Collected data entries
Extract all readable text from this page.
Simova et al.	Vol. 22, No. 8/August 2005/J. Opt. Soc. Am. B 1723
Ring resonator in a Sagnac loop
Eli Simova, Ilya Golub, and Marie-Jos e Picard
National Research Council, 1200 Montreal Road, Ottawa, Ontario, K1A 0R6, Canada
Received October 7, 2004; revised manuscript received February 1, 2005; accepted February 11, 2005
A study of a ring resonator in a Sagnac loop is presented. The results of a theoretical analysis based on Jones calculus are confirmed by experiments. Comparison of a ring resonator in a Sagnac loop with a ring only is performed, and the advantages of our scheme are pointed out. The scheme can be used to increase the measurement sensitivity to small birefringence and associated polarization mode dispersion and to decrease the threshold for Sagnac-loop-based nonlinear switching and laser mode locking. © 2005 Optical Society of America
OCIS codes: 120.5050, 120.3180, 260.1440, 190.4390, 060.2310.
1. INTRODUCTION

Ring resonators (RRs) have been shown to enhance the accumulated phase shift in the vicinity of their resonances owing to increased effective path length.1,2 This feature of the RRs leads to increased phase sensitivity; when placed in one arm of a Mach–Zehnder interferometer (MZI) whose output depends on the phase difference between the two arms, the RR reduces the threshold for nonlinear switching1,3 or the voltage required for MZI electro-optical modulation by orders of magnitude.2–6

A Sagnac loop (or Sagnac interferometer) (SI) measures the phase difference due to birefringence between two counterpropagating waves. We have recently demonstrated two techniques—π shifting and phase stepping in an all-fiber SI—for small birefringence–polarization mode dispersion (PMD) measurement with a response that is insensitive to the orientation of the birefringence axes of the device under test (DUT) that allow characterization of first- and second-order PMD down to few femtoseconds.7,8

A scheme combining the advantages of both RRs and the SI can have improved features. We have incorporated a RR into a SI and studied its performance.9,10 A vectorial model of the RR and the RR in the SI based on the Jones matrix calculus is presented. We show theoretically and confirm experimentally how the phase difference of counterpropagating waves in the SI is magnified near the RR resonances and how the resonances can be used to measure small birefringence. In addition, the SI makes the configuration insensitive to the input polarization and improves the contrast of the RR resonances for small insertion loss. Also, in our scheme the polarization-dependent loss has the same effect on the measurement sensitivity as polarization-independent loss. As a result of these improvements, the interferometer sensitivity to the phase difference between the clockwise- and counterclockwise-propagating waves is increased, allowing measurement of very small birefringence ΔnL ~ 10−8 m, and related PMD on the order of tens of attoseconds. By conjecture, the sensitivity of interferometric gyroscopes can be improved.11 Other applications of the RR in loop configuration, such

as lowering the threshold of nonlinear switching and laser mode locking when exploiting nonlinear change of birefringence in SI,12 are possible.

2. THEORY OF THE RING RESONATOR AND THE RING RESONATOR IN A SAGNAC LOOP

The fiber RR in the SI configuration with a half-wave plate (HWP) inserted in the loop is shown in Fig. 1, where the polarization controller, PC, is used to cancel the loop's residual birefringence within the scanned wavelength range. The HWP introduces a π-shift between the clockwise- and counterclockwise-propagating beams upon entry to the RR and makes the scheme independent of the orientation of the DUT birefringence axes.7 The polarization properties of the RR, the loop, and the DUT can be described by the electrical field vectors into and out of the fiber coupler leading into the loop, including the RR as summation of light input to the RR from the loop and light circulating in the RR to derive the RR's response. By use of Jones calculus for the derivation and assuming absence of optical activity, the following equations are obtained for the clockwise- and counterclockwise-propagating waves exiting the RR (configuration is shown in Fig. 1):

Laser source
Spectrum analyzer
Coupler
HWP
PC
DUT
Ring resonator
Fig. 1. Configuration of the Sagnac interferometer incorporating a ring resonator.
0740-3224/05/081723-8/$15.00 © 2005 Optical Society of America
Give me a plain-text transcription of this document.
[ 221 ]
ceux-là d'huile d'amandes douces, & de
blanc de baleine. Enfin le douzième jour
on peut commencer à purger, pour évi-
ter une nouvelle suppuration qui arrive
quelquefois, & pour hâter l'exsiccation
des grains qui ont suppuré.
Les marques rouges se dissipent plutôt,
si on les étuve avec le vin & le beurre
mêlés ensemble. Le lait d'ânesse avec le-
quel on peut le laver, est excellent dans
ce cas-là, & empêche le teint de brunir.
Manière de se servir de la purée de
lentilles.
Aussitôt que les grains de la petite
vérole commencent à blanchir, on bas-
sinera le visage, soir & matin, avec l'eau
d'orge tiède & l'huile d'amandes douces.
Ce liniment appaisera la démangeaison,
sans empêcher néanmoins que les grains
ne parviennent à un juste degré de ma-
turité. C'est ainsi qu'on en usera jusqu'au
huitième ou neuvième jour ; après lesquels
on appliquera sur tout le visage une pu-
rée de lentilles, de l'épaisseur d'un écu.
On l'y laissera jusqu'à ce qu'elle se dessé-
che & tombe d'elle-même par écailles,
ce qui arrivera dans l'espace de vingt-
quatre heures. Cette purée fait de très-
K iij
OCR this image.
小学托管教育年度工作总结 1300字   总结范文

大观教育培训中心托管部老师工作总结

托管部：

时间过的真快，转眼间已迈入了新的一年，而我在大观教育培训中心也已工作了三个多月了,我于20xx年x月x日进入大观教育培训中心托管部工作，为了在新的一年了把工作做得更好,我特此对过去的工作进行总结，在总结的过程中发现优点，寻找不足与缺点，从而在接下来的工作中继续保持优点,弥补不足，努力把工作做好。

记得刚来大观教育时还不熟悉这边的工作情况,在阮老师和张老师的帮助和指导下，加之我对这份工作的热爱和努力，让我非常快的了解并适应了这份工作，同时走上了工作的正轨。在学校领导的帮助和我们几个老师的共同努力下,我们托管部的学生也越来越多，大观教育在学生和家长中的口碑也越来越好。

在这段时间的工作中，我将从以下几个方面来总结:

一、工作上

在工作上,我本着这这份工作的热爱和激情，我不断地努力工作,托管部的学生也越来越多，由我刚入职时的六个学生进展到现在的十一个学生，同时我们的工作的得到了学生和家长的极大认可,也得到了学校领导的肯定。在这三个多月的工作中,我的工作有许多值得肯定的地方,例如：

**REQUEST**: Give the listing above again, word for word.

**ANSWER FOR THIS EXERCISE**:
Extract all readable text from this page.
Simova et al.	Vol. 22, No. 8/August 2005/J. Opt. Soc. Am. B 1723
Ring resonator in a Sagnac loop
Eli Simova, Ilya Golub, and Marie-Jos e Picard
National Research Council, 1200 Montreal Road, Ottawa, Ontario, K1A 0R6, Canada
Received October 7, 2004; revised manuscript received February 1, 2005; accepted February 11, 2005
A study of a ring resonator in a Sagnac loop is presented. The results of a theoretical analysis based on Jones calculus are confirmed by experiments. Comparison of a ring resonator in a Sagnac loop with a ring only is performed, and the advantages of our scheme are pointed out. The scheme can be used to increase the measurement sensitivity to small birefringence and associated polarization mode dispersion and to decrease the threshold for Sagnac-loop-based nonlinear switching and laser mode locking. © 2005 Optical Society of America
OCIS codes: 120.5050, 120.3180, 260.1440, 190.4390, 060.2310.
1. INTRODUCTION

Ring resonators (RRs) have been shown to enhance the accumulated phase shift in the vicinity of their resonances owing to increased effective path length.1,2 This feature of the RRs leads to increased phase sensitivity; when placed in one arm of a Mach–Zehnder interferometer (MZI) whose output depends on the phase difference between the two arms, the RR reduces the threshold for nonlinear switching1,3 or the voltage required for MZI electro-optical modulation by orders of magnitude.2–6

A Sagnac loop (or Sagnac interferometer) (SI) measures the phase difference due to birefringence between two counterpropagating waves. We have recently demonstrated two techniques—π shifting and phase stepping in an all-fiber SI—for small birefringence–polarization mode dispersion (PMD) measurement with a response that is insensitive to the orientation of the birefringence axes of the device under test (DUT) that allow characterization of first- and second-order PMD down to few femtoseconds.7,8

A scheme combining the advantages of both RRs and the SI can have improved features. We have incorporated a RR into a SI and studied its performance.9,10 A vectorial model of the RR and the RR in the SI based on the Jones matrix calculus is presented. We show theoretically and confirm experimentally how the phase difference of counterpropagating waves in the SI is magnified near the RR resonances and how the resonances can be used to measure small birefringence. In addition, the SI makes the configuration insensitive to the input polarization and improves the contrast of the RR resonances for small insertion loss. Also, in our scheme the polarization-dependent loss has the same effect on the measurement sensitivity as polarization-independent loss. As a result of these improvements, the interferometer sensitivity to the phase difference between the clockwise- and counterclockwise-propagating waves is increased, allowing measurement of very small birefringence ΔnL ~ 10−8 m, and related PMD on the order of tens of attoseconds. By conjecture, the sensitivity of interferometric gyroscopes can be improved.11 Other applications of the RR in loop configuration, such

as lowering the threshold of nonlinear switching and laser mode locking when exploiting nonlinear change of birefringence in SI,12 are possible.

2. THEORY OF THE RING RESONATOR AND THE RING RESONATOR IN A SAGNAC LOOP

The fiber RR in the SI configuration with a half-wave plate (HWP) inserted in the loop is shown in Fig. 1, where the polarization controller, PC, is used to cancel the loop's residual birefringence within the scanned wavelength range. The HWP introduces a π-shift between the clockwise- and counterclockwise-propagating beams upon entry to the RR and makes the scheme independent of the orientation of the DUT birefringence axes.7 The polarization properties of the RR, the loop, and the DUT can be described by the electrical field vectors into and out of the fiber coupler leading into the loop, including the RR as summation of light input to the RR from the loop and light circulating in the RR to derive the RR's response. By use of Jones calculus for the derivation and assuming absence of optical activity, the following equations are obtained for the clockwise- and counterclockwise-propagating waves exiting the RR (configuration is shown in Fig. 1):

Laser source
Spectrum analyzer
Coupler
HWP
PC
DUT
Ring resonator
Fig. 1. Configuration of the Sagnac interferometer incorporating a ring resonator.
0740-3224/05/081723-8/$15.00 © 2005 Optical Society of America
Give me a plain-text transcription of this document.
[ 221 ]
ceux-là d'huile d'amandes douces, & de
blanc de baleine. Enfin le douzième jour
on peut commencer à purger, pour évi-
ter une nouvelle suppuration qui arrive
quelquefois, & pour hâter l'exsiccation
des grains qui ont suppuré.
Les marques rouges se dissipent plutôt,
si on les étuve avec le vin & le beurre
mêlés ensemble. Le lait d'ânesse avec le-
quel on peut le laver, est excellent dans
ce cas-là, & empêche le teint de brunir.
Manière de se servir de la purée de
lentilles.
Aussitôt que les grains de la petite
vérole commencent à blanchir, on bas-
sinera le visage, soir & matin, avec l'eau
d'orge tiède & l'huile d'amandes douces.
Ce liniment appaisera la démangeaison,
sans empêcher néanmoins que les grains
ne parviennent à un juste degré de ma-
turité. C'est ainsi qu'on en usera jusqu'au
huitième ou neuvième jour ; après lesquels
on appliquera sur tout le visage une pu-
rée de lentilles, de l'épaisseur d'un écu.
On l'y laissera jusqu'à ce qu'elle se dessé-
che & tombe d'elle-même par écailles,
ce qui arrivera dans l'espace de vingt-
quatre heures. Cette purée fait de très-
K iij
OCR this image.
小学托管教育年度工作总结 1300字   总结范文

大观教育培训中心托管部老师工作总结

托管部：

时间过的真快，转眼间已迈入了新的一年，而我在大观教育培训中心也已工作了三个多月了,我于20xx年x月x日进入大观教育培训中心托管部工作，为了在新的一年了把工作做得更好,我特此对过去的工作进行总结，在总结的过程中发现优点，寻找不足与缺点，从而在接下来的工作中继续保持优点,弥补不足，努力把工作做好。

记得刚来大观教育时还不熟悉这边的工作情况,在阮老师和张老师的帮助和指导下，加之我对这份工作的热爱和努力，让我非常快的了解并适应了这份工作，同时走上了工作的正轨。在学校领导的帮助和我们几个老师的共同努力下,我们托管部的学生也越来越多，大观教育在学生和家长中的口碑也越来越好。

在这段时间的工作中，我将从以下几个方面来总结:

一、工作上

在工作上,我本着这这份工作的热爱和激情，我不断地努力工作,托管部的学生也越来越多，由我刚入职时的六个学生进展到现在的十一个学生，同时我们的工作的得到了学生和家长的极大认可,也得到了学校领导的肯定。在这三个多月的工作中,我的工作有许多值得肯定的地方,例如：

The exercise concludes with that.